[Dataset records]
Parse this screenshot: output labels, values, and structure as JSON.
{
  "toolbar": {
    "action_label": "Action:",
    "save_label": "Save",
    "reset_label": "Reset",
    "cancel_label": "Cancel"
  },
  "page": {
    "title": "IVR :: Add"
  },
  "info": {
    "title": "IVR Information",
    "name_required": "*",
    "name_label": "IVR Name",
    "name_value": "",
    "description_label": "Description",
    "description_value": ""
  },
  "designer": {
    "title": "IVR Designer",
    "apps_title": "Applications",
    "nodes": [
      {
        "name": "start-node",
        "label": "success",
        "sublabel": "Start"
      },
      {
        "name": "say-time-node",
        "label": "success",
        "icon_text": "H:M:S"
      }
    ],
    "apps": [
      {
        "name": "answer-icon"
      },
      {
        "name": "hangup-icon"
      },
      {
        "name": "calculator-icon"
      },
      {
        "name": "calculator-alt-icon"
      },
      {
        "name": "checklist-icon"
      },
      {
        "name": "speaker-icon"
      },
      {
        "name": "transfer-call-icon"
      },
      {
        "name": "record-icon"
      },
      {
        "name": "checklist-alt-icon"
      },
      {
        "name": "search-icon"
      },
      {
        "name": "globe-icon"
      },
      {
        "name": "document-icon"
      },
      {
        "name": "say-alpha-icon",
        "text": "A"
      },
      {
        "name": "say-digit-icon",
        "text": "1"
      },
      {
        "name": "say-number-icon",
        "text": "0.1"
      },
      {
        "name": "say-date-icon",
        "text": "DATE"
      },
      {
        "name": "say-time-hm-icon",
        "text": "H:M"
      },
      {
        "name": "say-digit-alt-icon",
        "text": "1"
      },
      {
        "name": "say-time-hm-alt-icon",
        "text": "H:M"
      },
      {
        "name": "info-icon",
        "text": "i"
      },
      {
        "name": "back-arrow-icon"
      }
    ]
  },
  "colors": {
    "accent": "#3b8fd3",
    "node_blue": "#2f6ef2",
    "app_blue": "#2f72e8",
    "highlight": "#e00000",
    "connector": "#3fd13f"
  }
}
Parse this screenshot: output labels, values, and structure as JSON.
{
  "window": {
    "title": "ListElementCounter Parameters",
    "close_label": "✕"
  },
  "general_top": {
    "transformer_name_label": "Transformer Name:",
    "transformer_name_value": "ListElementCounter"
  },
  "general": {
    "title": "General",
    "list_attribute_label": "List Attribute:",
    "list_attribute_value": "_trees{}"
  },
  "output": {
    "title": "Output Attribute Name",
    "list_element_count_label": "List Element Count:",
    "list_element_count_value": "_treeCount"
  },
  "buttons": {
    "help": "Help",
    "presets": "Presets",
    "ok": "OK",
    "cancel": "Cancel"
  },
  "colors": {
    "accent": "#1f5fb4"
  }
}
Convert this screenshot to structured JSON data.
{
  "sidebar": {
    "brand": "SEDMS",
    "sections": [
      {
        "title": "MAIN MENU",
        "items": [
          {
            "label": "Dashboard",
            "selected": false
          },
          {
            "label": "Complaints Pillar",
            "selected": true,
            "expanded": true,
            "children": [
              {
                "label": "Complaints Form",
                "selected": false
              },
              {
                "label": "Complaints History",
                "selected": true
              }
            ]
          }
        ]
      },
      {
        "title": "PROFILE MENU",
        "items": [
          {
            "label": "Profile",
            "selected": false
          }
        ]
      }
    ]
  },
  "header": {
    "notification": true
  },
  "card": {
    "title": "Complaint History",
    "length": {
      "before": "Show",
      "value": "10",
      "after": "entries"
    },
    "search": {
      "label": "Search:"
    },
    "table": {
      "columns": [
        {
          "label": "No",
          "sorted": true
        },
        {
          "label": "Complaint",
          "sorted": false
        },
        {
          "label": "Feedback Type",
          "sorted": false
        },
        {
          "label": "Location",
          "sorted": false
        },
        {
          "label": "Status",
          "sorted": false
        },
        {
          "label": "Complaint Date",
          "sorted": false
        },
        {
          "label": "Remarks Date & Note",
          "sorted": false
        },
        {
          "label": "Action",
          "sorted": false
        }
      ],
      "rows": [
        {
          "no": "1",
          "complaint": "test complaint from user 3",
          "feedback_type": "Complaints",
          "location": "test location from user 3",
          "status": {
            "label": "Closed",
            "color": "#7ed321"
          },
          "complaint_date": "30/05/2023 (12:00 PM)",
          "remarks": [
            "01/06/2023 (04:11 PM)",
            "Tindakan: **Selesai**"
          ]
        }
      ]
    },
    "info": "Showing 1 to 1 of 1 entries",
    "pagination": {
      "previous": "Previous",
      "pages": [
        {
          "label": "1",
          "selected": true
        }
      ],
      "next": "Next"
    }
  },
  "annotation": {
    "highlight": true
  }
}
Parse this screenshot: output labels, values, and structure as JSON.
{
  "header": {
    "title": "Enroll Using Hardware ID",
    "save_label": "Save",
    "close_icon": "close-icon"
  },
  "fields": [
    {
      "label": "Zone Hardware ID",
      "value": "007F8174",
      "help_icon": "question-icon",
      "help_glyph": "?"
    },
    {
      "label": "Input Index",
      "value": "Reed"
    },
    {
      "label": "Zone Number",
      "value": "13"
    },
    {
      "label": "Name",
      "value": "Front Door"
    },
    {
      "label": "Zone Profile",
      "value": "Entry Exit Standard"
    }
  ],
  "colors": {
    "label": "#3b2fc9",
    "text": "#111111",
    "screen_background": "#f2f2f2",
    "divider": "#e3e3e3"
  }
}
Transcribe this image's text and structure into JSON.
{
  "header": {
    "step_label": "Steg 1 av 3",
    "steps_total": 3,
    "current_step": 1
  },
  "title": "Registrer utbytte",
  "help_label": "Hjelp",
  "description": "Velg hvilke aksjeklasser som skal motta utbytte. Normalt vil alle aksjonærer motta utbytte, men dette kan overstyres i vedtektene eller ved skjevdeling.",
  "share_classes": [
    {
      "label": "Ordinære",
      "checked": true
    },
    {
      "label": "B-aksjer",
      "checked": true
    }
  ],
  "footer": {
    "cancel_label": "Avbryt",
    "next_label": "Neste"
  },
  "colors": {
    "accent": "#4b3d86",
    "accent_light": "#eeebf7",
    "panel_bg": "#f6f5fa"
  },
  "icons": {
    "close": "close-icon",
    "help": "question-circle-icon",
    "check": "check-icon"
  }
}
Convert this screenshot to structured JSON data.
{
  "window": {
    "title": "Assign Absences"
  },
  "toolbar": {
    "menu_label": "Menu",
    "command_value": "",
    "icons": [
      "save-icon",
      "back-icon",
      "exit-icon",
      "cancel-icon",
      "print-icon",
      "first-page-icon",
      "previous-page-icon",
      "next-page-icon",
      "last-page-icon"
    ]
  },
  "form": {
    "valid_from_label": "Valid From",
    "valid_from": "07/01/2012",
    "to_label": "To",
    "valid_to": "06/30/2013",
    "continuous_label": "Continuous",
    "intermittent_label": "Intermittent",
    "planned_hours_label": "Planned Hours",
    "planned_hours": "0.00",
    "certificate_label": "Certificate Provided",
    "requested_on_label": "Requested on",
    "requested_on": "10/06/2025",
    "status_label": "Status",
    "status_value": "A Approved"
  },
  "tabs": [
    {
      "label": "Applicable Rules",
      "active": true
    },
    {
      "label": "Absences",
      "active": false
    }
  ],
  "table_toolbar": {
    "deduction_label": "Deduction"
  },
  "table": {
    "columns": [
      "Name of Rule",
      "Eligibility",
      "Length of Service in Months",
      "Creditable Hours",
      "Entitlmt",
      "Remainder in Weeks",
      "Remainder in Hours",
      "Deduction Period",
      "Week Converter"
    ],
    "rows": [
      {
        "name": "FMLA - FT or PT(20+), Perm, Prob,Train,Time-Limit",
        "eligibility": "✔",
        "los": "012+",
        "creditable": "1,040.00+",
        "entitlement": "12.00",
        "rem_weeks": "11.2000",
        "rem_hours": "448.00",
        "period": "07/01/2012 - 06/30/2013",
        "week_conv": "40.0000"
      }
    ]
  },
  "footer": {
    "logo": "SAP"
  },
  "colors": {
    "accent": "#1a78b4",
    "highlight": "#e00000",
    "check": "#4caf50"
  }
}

» **Direction**:
Determine how many lines include the word "History" and report that number by itself.

» **Final result**:
2